**Problem details:** Look through the lines below and extract each one that contains "Variable".

**Source information:**
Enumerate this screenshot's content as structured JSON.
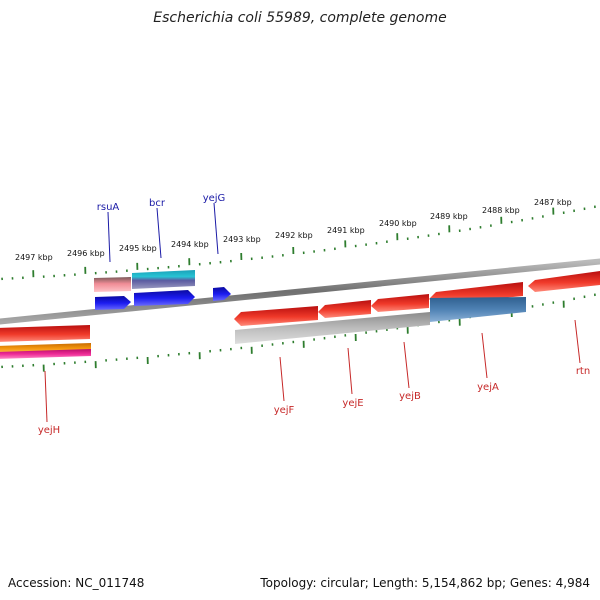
{
  "title": "Escherichia coli 55989, complete genome",
  "footer": {
    "accession": "Accession: NC_011748",
    "summary": "Topology: circular; Length: 5,154,862 bp; Genes: 4,984"
  },
  "colors": {
    "backbone": "#888888",
    "tick": "#2e7d2e",
    "top_label": "#1a1aa6",
    "bottom_label": "#c62828",
    "red": "#e8281e",
    "blue": "#1414e6",
    "grey": "#b4b4b4",
    "steel": "#4f82b4",
    "orange": "#f0900a",
    "magenta": "#e61e8c",
    "pink": "#f08c96",
    "cyan": "#28b4c8"
  },
  "kbp_labels": [
    "2497 kbp",
    "2496 kbp",
    "2495 kbp",
    "2494 kbp",
    "2493 kbp",
    "2492 kbp",
    "2491 kbp",
    "2490 kbp",
    "2489 kbp",
    "2488 kbp",
    "2487 kbp"
  ],
  "top_genes": [
    "rsuA",
    "bcr",
    "yejG"
  ],
  "bottom_genes": [
    "yejH",
    "yejF",
    "yejE",
    "yejB",
    "yejA",
    "rtn"
  ]
}
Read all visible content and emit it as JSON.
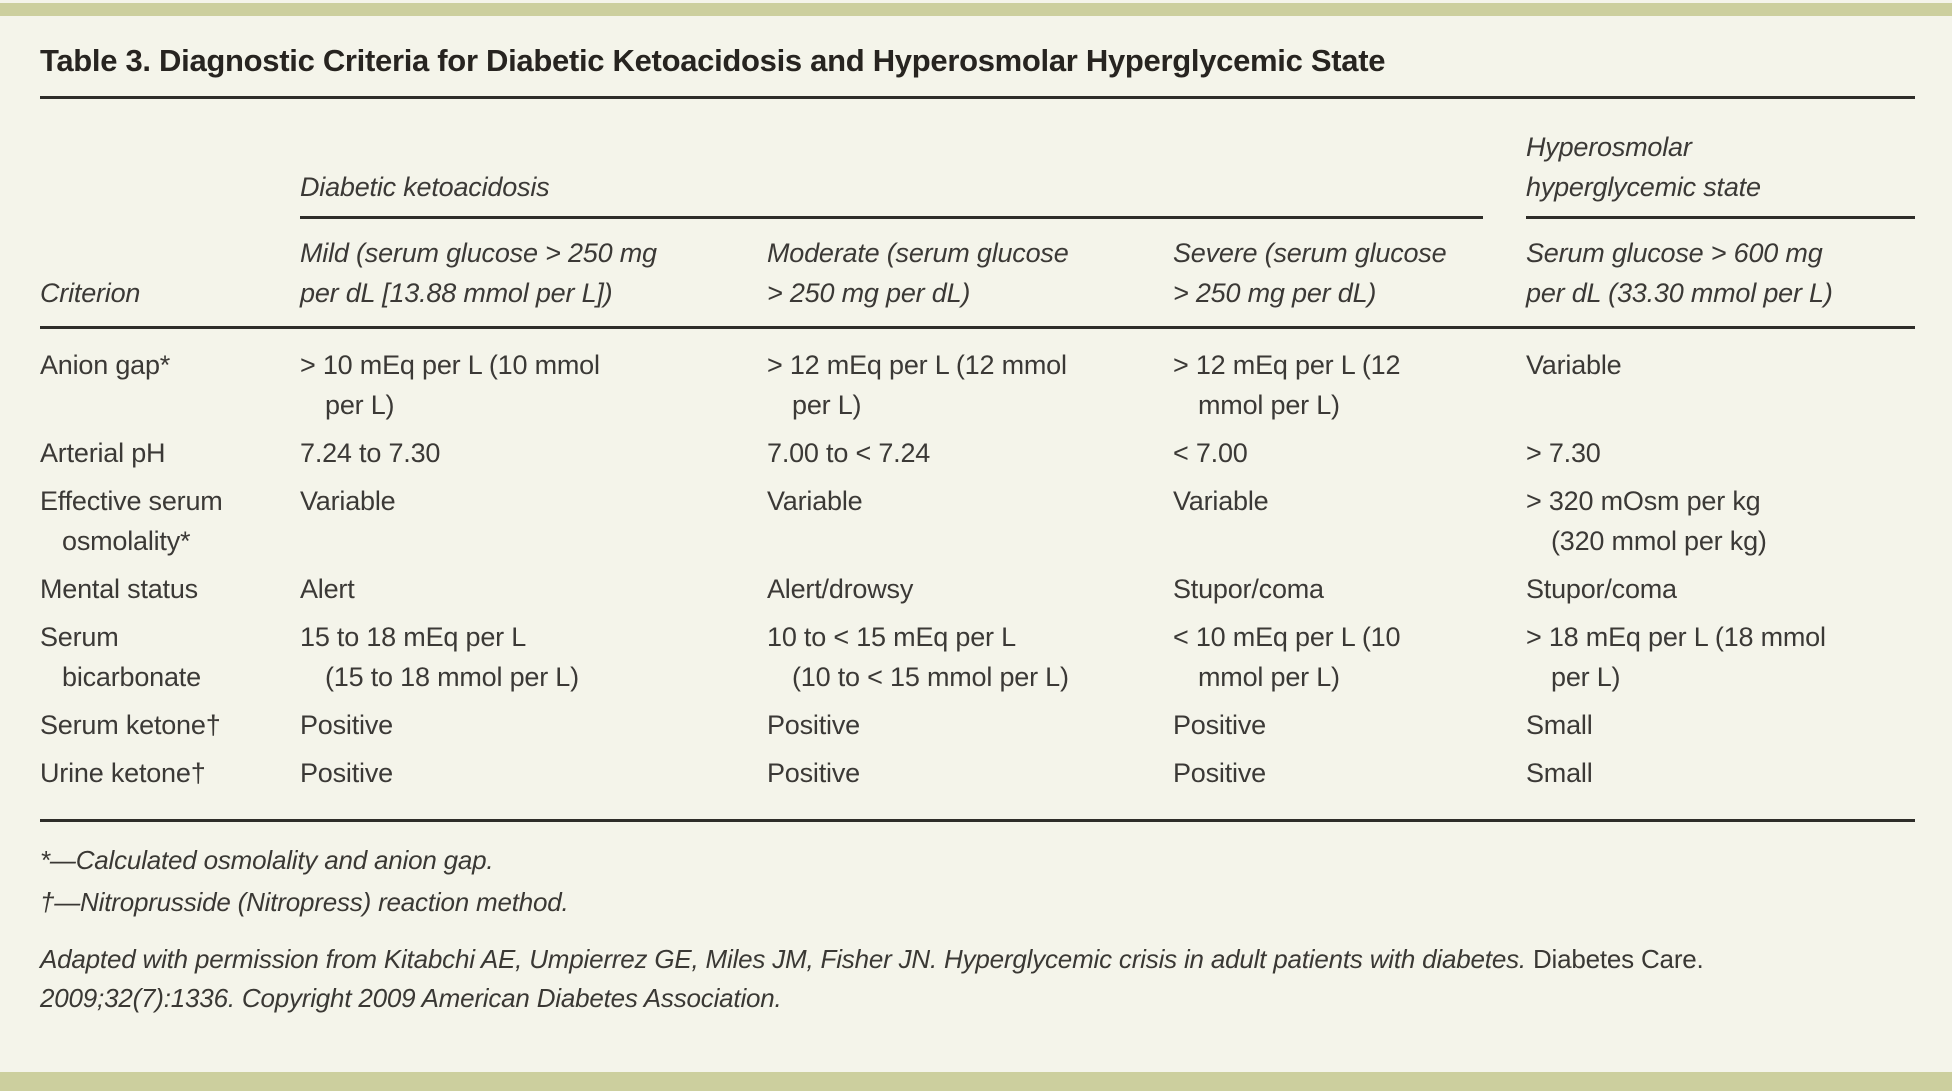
{
  "page": {
    "title": "Table 3. Diagnostic Criteria for Diabetic Ketoacidosis and Hyperosmolar Hyperglycemic State"
  },
  "table": {
    "groups": {
      "dka": "Diabetic ketoacidosis",
      "hhs": "Hyperosmolar\nhyperglycemic state"
    },
    "columns": {
      "criterion": "Criterion",
      "mild": "Mild (serum glucose > 250 mg\nper dL [13.88 mmol per L])",
      "moderate": "Moderate (serum glucose\n> 250 mg per dL)",
      "severe": "Severe (serum glucose\n> 250 mg per dL)",
      "hhs": "Serum glucose > 600 mg\nper dL (33.30 mmol per L)"
    },
    "rows": [
      {
        "criterion": "Anion gap*",
        "mild": "> 10 mEq per L (10 mmol\nper L)",
        "moderate": "> 12 mEq per L (12 mmol\nper L)",
        "severe": "> 12 mEq per L (12\nmmol per L)",
        "hhs": "Variable"
      },
      {
        "criterion": "Arterial pH",
        "mild": "7.24 to 7.30",
        "moderate": "7.00 to < 7.24",
        "severe": "< 7.00",
        "hhs": "> 7.30"
      },
      {
        "criterion": "Effective serum\nosmolality*",
        "mild": "Variable",
        "moderate": "Variable",
        "severe": "Variable",
        "hhs": "> 320 mOsm per kg\n(320 mmol per kg)"
      },
      {
        "criterion": "Mental status",
        "mild": "Alert",
        "moderate": "Alert/drowsy",
        "severe": "Stupor/coma",
        "hhs": "Stupor/coma"
      },
      {
        "criterion": "Serum\nbicarbonate",
        "mild": "15 to 18 mEq per L\n(15 to 18 mmol per L)",
        "moderate": "10 to < 15 mEq per L\n(10 to < 15 mmol per L)",
        "severe": "< 10 mEq per L (10\nmmol per L)",
        "hhs": "> 18 mEq per L (18 mmol\nper L)"
      },
      {
        "criterion": "Serum ketone†",
        "mild": "Positive",
        "moderate": "Positive",
        "severe": "Positive",
        "hhs": "Small"
      },
      {
        "criterion": "Urine ketone†",
        "mild": "Positive",
        "moderate": "Positive",
        "severe": "Positive",
        "hhs": "Small"
      }
    ]
  },
  "footnotes": {
    "asterisk": "*—Calculated osmolality and anion gap.",
    "dagger": "†—Nitroprusside (Nitropress) reaction method."
  },
  "citation": {
    "lead_italic": "Adapted with permission from Kitabchi AE, Umpierrez GE, Miles JM, Fisher JN. Hyperglycemic crisis in adult patients with diabetes.",
    "journal_roman": "Diabetes Care.",
    "tail_italic": "2009;32(7):1336. Copyright 2009 American Diabetes Association."
  },
  "colors": {
    "band": "#cccf9e",
    "background": "#f4f4ea",
    "rule": "#2e2d29",
    "text": "#3b3936"
  }
}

**Written solution:**
        "hhs": "Variable"
        "mild": "Variable",
        "moderate": "Variable",
        "severe": "Variable",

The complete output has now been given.